(Task goal) Check each line of the listing for the string "Proportion", then state how many lines have it. Only the number is wanted.

(Data shown)
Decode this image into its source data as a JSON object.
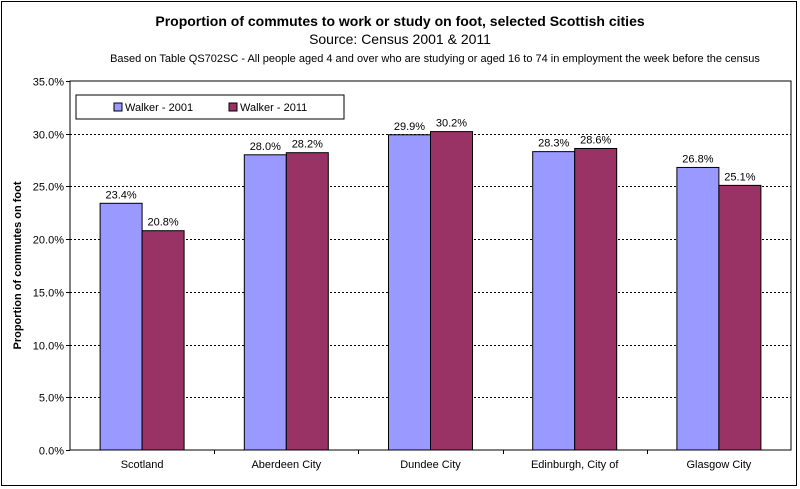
{
  "chart_data": {
    "type": "bar",
    "title": "Proportion of commutes to work or study on foot, selected Scottish cities",
    "subtitle": "Source: Census 2001 & 2011",
    "note": "Based on Table QS702SC - All people aged 4 and over who are studying or aged 16 to 74 in employment the week before the census",
    "xlabel": "",
    "ylabel": "Proportion of commutes on foot",
    "categories": [
      "Scotland",
      "Aberdeen City",
      "Dundee City",
      "Edinburgh, City of",
      "Glasgow City"
    ],
    "series": [
      {
        "name": "Walker - 2001",
        "values": [
          23.4,
          28.0,
          29.9,
          28.3,
          26.8
        ],
        "labels": [
          "23.4%",
          "28.0%",
          "29.9%",
          "28.3%",
          "26.8%"
        ],
        "color": "#9999FF"
      },
      {
        "name": "Walker - 2011",
        "values": [
          20.8,
          28.2,
          30.2,
          28.6,
          25.1
        ],
        "labels": [
          "20.8%",
          "28.2%",
          "30.2%",
          "28.6%",
          "25.1%"
        ],
        "color": "#993366"
      }
    ],
    "ylim": [
      0,
      35
    ],
    "yticks": [
      "0.0%",
      "5.0%",
      "10.0%",
      "15.0%",
      "20.0%",
      "25.0%",
      "30.0%",
      "35.0%"
    ],
    "grid": true,
    "legend_position": "top-left"
  }
}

(In response) 2